• _The exercise_:
Write out the records beneath this line exactly as they appear, minus any images.

++++++

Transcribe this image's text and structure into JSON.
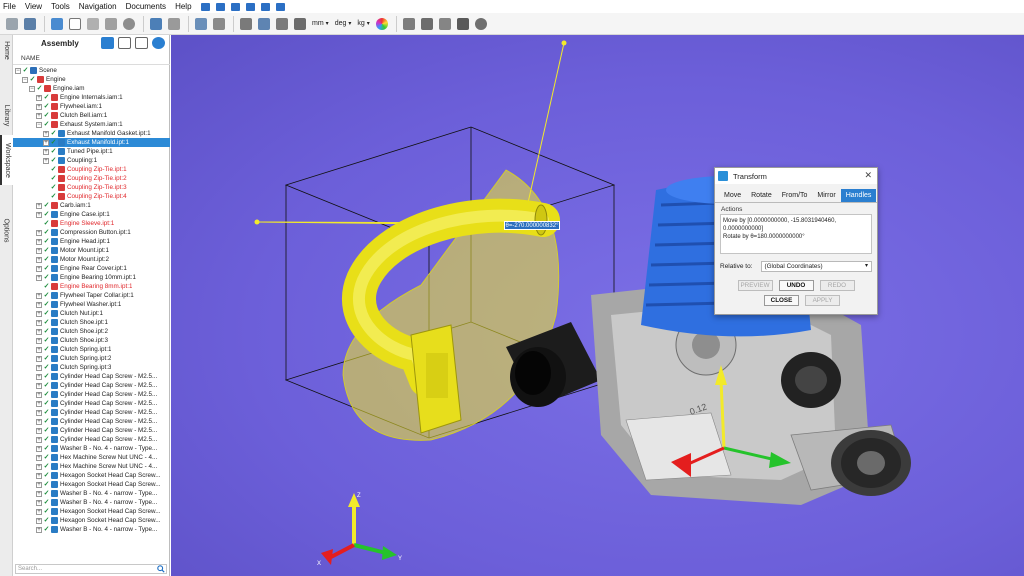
{
  "menu": [
    "File",
    "View",
    "Tools",
    "Navigation",
    "Documents",
    "Help"
  ],
  "toolbar": {
    "unit_length": "mm",
    "unit_angle": "deg",
    "unit_mass": "kg"
  },
  "side_tabs": [
    "Home",
    "Library",
    "Workspace",
    "Options"
  ],
  "panel": {
    "title": "Assembly",
    "column_header": "NAME",
    "search_placeholder": "Search..."
  },
  "tree": [
    {
      "indent": 0,
      "type": "scene",
      "label": "Scene",
      "exp": "-"
    },
    {
      "indent": 1,
      "type": "asm",
      "label": "Engine",
      "exp": "-"
    },
    {
      "indent": 2,
      "type": "asm",
      "label": "Engine.iam",
      "exp": "-"
    },
    {
      "indent": 3,
      "type": "asm",
      "label": "Engine Internals.iam:1",
      "exp": "+"
    },
    {
      "indent": 3,
      "type": "asm",
      "label": "Flywheel.iam:1",
      "exp": "+"
    },
    {
      "indent": 3,
      "type": "asm",
      "label": "Clutch Bell.iam:1",
      "exp": "+"
    },
    {
      "indent": 3,
      "type": "asm",
      "label": "Exhaust System.iam:1",
      "exp": "-"
    },
    {
      "indent": 4,
      "type": "part",
      "label": "Exhaust Manifold Gasket.ipt:1",
      "exp": "+"
    },
    {
      "indent": 4,
      "type": "part",
      "label": "Exhaust Manifold.ipt:1",
      "exp": "+",
      "selected": true
    },
    {
      "indent": 4,
      "type": "part",
      "label": "Tuned Pipe.ipt:1",
      "exp": "+"
    },
    {
      "indent": 4,
      "type": "part",
      "label": "Coupling:1",
      "exp": "+"
    },
    {
      "indent": 4,
      "type": "asm",
      "label": "Coupling Zip-Tie.ipt:1",
      "exp": "",
      "red": true
    },
    {
      "indent": 4,
      "type": "asm",
      "label": "Coupling Zip-Tie.ipt:2",
      "exp": "",
      "red": true
    },
    {
      "indent": 4,
      "type": "asm",
      "label": "Coupling Zip-Tie.ipt:3",
      "exp": "",
      "red": true
    },
    {
      "indent": 4,
      "type": "asm",
      "label": "Coupling Zip-Tie.ipt:4",
      "exp": "",
      "red": true
    },
    {
      "indent": 3,
      "type": "asm",
      "label": "Carb.iam:1",
      "exp": "+"
    },
    {
      "indent": 3,
      "type": "part",
      "label": "Engine Case.ipt:1",
      "exp": "+"
    },
    {
      "indent": 3,
      "type": "asm",
      "label": "Engine Sleeve.ipt:1",
      "exp": "",
      "red": true
    },
    {
      "indent": 3,
      "type": "part",
      "label": "Compression Button.ipt:1",
      "exp": "+"
    },
    {
      "indent": 3,
      "type": "part",
      "label": "Engine Head.ipt:1",
      "exp": "+"
    },
    {
      "indent": 3,
      "type": "part",
      "label": "Motor Mount.ipt:1",
      "exp": "+"
    },
    {
      "indent": 3,
      "type": "part",
      "label": "Motor Mount.ipt:2",
      "exp": "+"
    },
    {
      "indent": 3,
      "type": "part",
      "label": "Engine Rear Cover.ipt:1",
      "exp": "+"
    },
    {
      "indent": 3,
      "type": "part",
      "label": "Engine Bearing 10mm.ipt:1",
      "exp": "+"
    },
    {
      "indent": 3,
      "type": "asm",
      "label": "Engine Bearing 8mm.ipt:1",
      "exp": "",
      "red": true
    },
    {
      "indent": 3,
      "type": "part",
      "label": "Flywheel Taper Collar.ipt:1",
      "exp": "+"
    },
    {
      "indent": 3,
      "type": "part",
      "label": "Flywheel Washer.ipt:1",
      "exp": "+"
    },
    {
      "indent": 3,
      "type": "part",
      "label": "Clutch Nut.ipt:1",
      "exp": "+"
    },
    {
      "indent": 3,
      "type": "part",
      "label": "Clutch Shoe.ipt:1",
      "exp": "+"
    },
    {
      "indent": 3,
      "type": "part",
      "label": "Clutch Shoe.ipt:2",
      "exp": "+"
    },
    {
      "indent": 3,
      "type": "part",
      "label": "Clutch Shoe.ipt:3",
      "exp": "+"
    },
    {
      "indent": 3,
      "type": "part",
      "label": "Clutch Spring.ipt:1",
      "exp": "+"
    },
    {
      "indent": 3,
      "type": "part",
      "label": "Clutch Spring.ipt:2",
      "exp": "+"
    },
    {
      "indent": 3,
      "type": "part",
      "label": "Clutch Spring.ipt:3",
      "exp": "+"
    },
    {
      "indent": 3,
      "type": "part",
      "label": "Cylinder Head Cap Screw - M2.5...",
      "exp": "+"
    },
    {
      "indent": 3,
      "type": "part",
      "label": "Cylinder Head Cap Screw - M2.5...",
      "exp": "+"
    },
    {
      "indent": 3,
      "type": "part",
      "label": "Cylinder Head Cap Screw - M2.5...",
      "exp": "+"
    },
    {
      "indent": 3,
      "type": "part",
      "label": "Cylinder Head Cap Screw - M2.5...",
      "exp": "+"
    },
    {
      "indent": 3,
      "type": "part",
      "label": "Cylinder Head Cap Screw - M2.5...",
      "exp": "+"
    },
    {
      "indent": 3,
      "type": "part",
      "label": "Cylinder Head Cap Screw - M2.5...",
      "exp": "+"
    },
    {
      "indent": 3,
      "type": "part",
      "label": "Cylinder Head Cap Screw - M2.5...",
      "exp": "+"
    },
    {
      "indent": 3,
      "type": "part",
      "label": "Cylinder Head Cap Screw - M2.5...",
      "exp": "+"
    },
    {
      "indent": 3,
      "type": "part",
      "label": "Washer B - No. 4 - narrow - Type...",
      "exp": "+"
    },
    {
      "indent": 3,
      "type": "part",
      "label": "Hex Machine Screw Nut UNC - 4...",
      "exp": "+"
    },
    {
      "indent": 3,
      "type": "part",
      "label": "Hex Machine Screw Nut UNC - 4...",
      "exp": "+"
    },
    {
      "indent": 3,
      "type": "part",
      "label": "Hexagon Socket Head Cap Screw...",
      "exp": "+"
    },
    {
      "indent": 3,
      "type": "part",
      "label": "Hexagon Socket Head Cap Screw...",
      "exp": "+"
    },
    {
      "indent": 3,
      "type": "part",
      "label": "Washer B - No. 4 - narrow - Type...",
      "exp": "+"
    },
    {
      "indent": 3,
      "type": "part",
      "label": "Washer B - No. 4 - narrow - Type...",
      "exp": "+"
    },
    {
      "indent": 3,
      "type": "part",
      "label": "Hexagon Socket Head Cap Screw...",
      "exp": "+"
    },
    {
      "indent": 3,
      "type": "part",
      "label": "Hexagon Socket Head Cap Screw...",
      "exp": "+"
    },
    {
      "indent": 3,
      "type": "part",
      "label": "Washer B - No. 4 - narrow - Type...",
      "exp": "+"
    }
  ],
  "viewport": {
    "angle_readout": "θ=-270.000000832°",
    "engine_marking": "0.12",
    "axis_labels": {
      "x": "X",
      "y": "Y",
      "z": "Z"
    }
  },
  "transform_dialog": {
    "title": "Transform",
    "tabs": [
      "Move",
      "Rotate",
      "From/To",
      "Mirror",
      "Handles"
    ],
    "active_tab": "Handles",
    "actions_label": "Actions",
    "actions": [
      "Move by [0.0000000000, -15.8031940460, 0.0000000000]",
      "Rotate by θ=180.0000000000°"
    ],
    "relative_to_label": "Relative to:",
    "relative_to_value": "(Global Coordinates)",
    "buttons_row1": [
      "PREVIEW",
      "UNDO",
      "REDO"
    ],
    "buttons_row2": [
      "CLOSE",
      "APPLY"
    ]
  },
  "colors": {
    "viewport_bg": "#6c5fd9",
    "selection": "#2c8ad6",
    "highlight_yellow": "#f2ea2a",
    "engine_blue": "#2f6fe0"
  }
}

++++++

• _Exercise answer_:
Transcribe this image's text and structure into JSON.
{
  "menu": [
    "File",
    "View",
    "Tools",
    "Navigation",
    "Documents",
    "Help"
  ],
  "toolbar": {
    "unit_length": "mm",
    "unit_angle": "deg",
    "unit_mass": "kg"
  },
  "side_tabs": [
    "Home",
    "Library",
    "Workspace",
    "Options"
  ],
  "panel": {
    "title": "Assembly",
    "column_header": "NAME",
    "search_placeholder": "Search..."
  },
  "tree": [
    {
      "indent": 0,
      "type": "scene",
      "label": "Scene",
      "exp": "-"
    },
    {
      "indent": 1,
      "type": "asm",
      "label": "Engine",
      "exp": "-"
    },
    {
      "indent": 2,
      "type": "asm",
      "label": "Engine.iam",
      "exp": "-"
    },
    {
      "indent": 3,
      "type": "asm",
      "label": "Engine Internals.iam:1",
      "exp": "+"
    },
    {
      "indent": 3,
      "type": "asm",
      "label": "Flywheel.iam:1",
      "exp": "+"
    },
    {
      "indent": 3,
      "type": "asm",
      "label": "Clutch Bell.iam:1",
      "exp": "+"
    },
    {
      "indent": 3,
      "type": "asm",
      "label": "Exhaust System.iam:1",
      "exp": "-"
    },
    {
      "indent": 4,
      "type": "part",
      "label": "Exhaust Manifold Gasket.ipt:1",
      "exp": "+"
    },
    {
      "indent": 4,
      "type": "part",
      "label": "Exhaust Manifold.ipt:1",
      "exp": "+",
      "selected": true
    },
    {
      "indent": 4,
      "type": "part",
      "label": "Tuned Pipe.ipt:1",
      "exp": "+"
    },
    {
      "indent": 4,
      "type": "part",
      "label": "Coupling:1",
      "exp": "+"
    },
    {
      "indent": 4,
      "type": "asm",
      "label": "Coupling Zip-Tie.ipt:1",
      "exp": "",
      "red": true
    },
    {
      "indent": 4,
      "type": "asm",
      "label": "Coupling Zip-Tie.ipt:2",
      "exp": "",
      "red": true
    },
    {
      "indent": 4,
      "type": "asm",
      "label": "Coupling Zip-Tie.ipt:3",
      "exp": "",
      "red": true
    },
    {
      "indent": 4,
      "type": "asm",
      "label": "Coupling Zip-Tie.ipt:4",
      "exp": "",
      "red": true
    },
    {
      "indent": 3,
      "type": "asm",
      "label": "Carb.iam:1",
      "exp": "+"
    },
    {
      "indent": 3,
      "type": "part",
      "label": "Engine Case.ipt:1",
      "exp": "+"
    },
    {
      "indent": 3,
      "type": "asm",
      "label": "Engine Sleeve.ipt:1",
      "exp": "",
      "red": true
    },
    {
      "indent": 3,
      "type": "part",
      "label": "Compression Button.ipt:1",
      "exp": "+"
    },
    {
      "indent": 3,
      "type": "part",
      "label": "Engine Head.ipt:1",
      "exp": "+"
    },
    {
      "indent": 3,
      "type": "part",
      "label": "Motor Mount.ipt:1",
      "exp": "+"
    },
    {
      "indent": 3,
      "type": "part",
      "label": "Motor Mount.ipt:2",
      "exp": "+"
    },
    {
      "indent": 3,
      "type": "part",
      "label": "Engine Rear Cover.ipt:1",
      "exp": "+"
    },
    {
      "indent": 3,
      "type": "part",
      "label": "Engine Bearing 10mm.ipt:1",
      "exp": "+"
    },
    {
      "indent": 3,
      "type": "asm",
      "label": "Engine Bearing 8mm.ipt:1",
      "exp": "",
      "red": true
    },
    {
      "indent": 3,
      "type": "part",
      "label": "Flywheel Taper Collar.ipt:1",
      "exp": "+"
    },
    {
      "indent": 3,
      "type": "part",
      "label": "Flywheel Washer.ipt:1",
      "exp": "+"
    },
    {
      "indent": 3,
      "type": "part",
      "label": "Clutch Nut.ipt:1",
      "exp": "+"
    },
    {
      "indent": 3,
      "type": "part",
      "label": "Clutch Shoe.ipt:1",
      "exp": "+"
    },
    {
      "indent": 3,
      "type": "part",
      "label": "Clutch Shoe.ipt:2",
      "exp": "+"
    },
    {
      "indent": 3,
      "type": "part",
      "label": "Clutch Shoe.ipt:3",
      "exp": "+"
    },
    {
      "indent": 3,
      "type": "part",
      "label": "Clutch Spring.ipt:1",
      "exp": "+"
    },
    {
      "indent": 3,
      "type": "part",
      "label": "Clutch Spring.ipt:2",
      "exp": "+"
    },
    {
      "indent": 3,
      "type": "part",
      "label": "Clutch Spring.ipt:3",
      "exp": "+"
    },
    {
      "indent": 3,
      "type": "part",
      "label": "Cylinder Head Cap Screw - M2.5...",
      "exp": "+"
    },
    {
      "indent": 3,
      "type": "part",
      "label": "Cylinder Head Cap Screw - M2.5...",
      "exp": "+"
    },
    {
      "indent": 3,
      "type": "part",
      "label": "Cylinder Head Cap Screw - M2.5...",
      "exp": "+"
    },
    {
      "indent": 3,
      "type": "part",
      "label": "Cylinder Head Cap Screw - M2.5...",
      "exp": "+"
    },
    {
      "indent": 3,
      "type": "part",
      "label": "Cylinder Head Cap Screw - M2.5...",
      "exp": "+"
    },
    {
      "indent": 3,
      "type": "part",
      "label": "Cylinder Head Cap Screw - M2.5...",
      "exp": "+"
    },
    {
      "indent": 3,
      "type": "part",
      "label": "Cylinder Head Cap Screw - M2.5...",
      "exp": "+"
    },
    {
      "indent": 3,
      "type": "part",
      "label": "Cylinder Head Cap Screw - M2.5...",
      "exp": "+"
    },
    {
      "indent": 3,
      "type": "part",
      "label": "Washer B - No. 4 - narrow - Type...",
      "exp": "+"
    },
    {
      "indent": 3,
      "type": "part",
      "label": "Hex Machine Screw Nut UNC - 4...",
      "exp": "+"
    },
    {
      "indent": 3,
      "type": "part",
      "label": "Hex Machine Screw Nut UNC - 4...",
      "exp": "+"
    },
    {
      "indent": 3,
      "type": "part",
      "label": "Hexagon Socket Head Cap Screw...",
      "exp": "+"
    },
    {
      "indent": 3,
      "type": "part",
      "label": "Hexagon Socket Head Cap Screw...",
      "exp": "+"
    },
    {
      "indent": 3,
      "type": "part",
      "label": "Washer B - No. 4 - narrow - Type...",
      "exp": "+"
    },
    {
      "indent": 3,
      "type": "part",
      "label": "Washer B - No. 4 - narrow - Type...",
      "exp": "+"
    },
    {
      "indent": 3,
      "type": "part",
      "label": "Hexagon Socket Head Cap Screw...",
      "exp": "+"
    },
    {
      "indent": 3,
      "type": "part",
      "label": "Hexagon Socket Head Cap Screw...",
      "exp": "+"
    },
    {
      "indent": 3,
      "type": "part",
      "label": "Washer B - No. 4 - narrow - Type...",
      "exp": "+"
    }
  ],
  "viewport": {
    "angle_readout": "θ=-270.000000832°",
    "engine_marking": "0.12",
    "axis_labels": {
      "x": "X",
      "y": "Y",
      "z": "Z"
    }
  },
  "transform_dialog": {
    "title": "Transform",
    "tabs": [
      "Move",
      "Rotate",
      "From/To",
      "Mirror",
      "Handles"
    ],
    "active_tab": "Handles",
    "actions_label": "Actions",
    "actions": [
      "Move by [0.0000000000, -15.8031940460, 0.0000000000]",
      "Rotate by θ=180.0000000000°"
    ],
    "relative_to_label": "Relative to:",
    "relative_to_value": "(Global Coordinates)",
    "buttons_row1": [
      "PREVIEW",
      "UNDO",
      "REDO"
    ],
    "buttons_row2": [
      "CLOSE",
      "APPLY"
    ]
  },
  "colors": {
    "viewport_bg": "#6c5fd9",
    "selection": "#2c8ad6",
    "highlight_yellow": "#f2ea2a",
    "engine_blue": "#2f6fe0"
  }
}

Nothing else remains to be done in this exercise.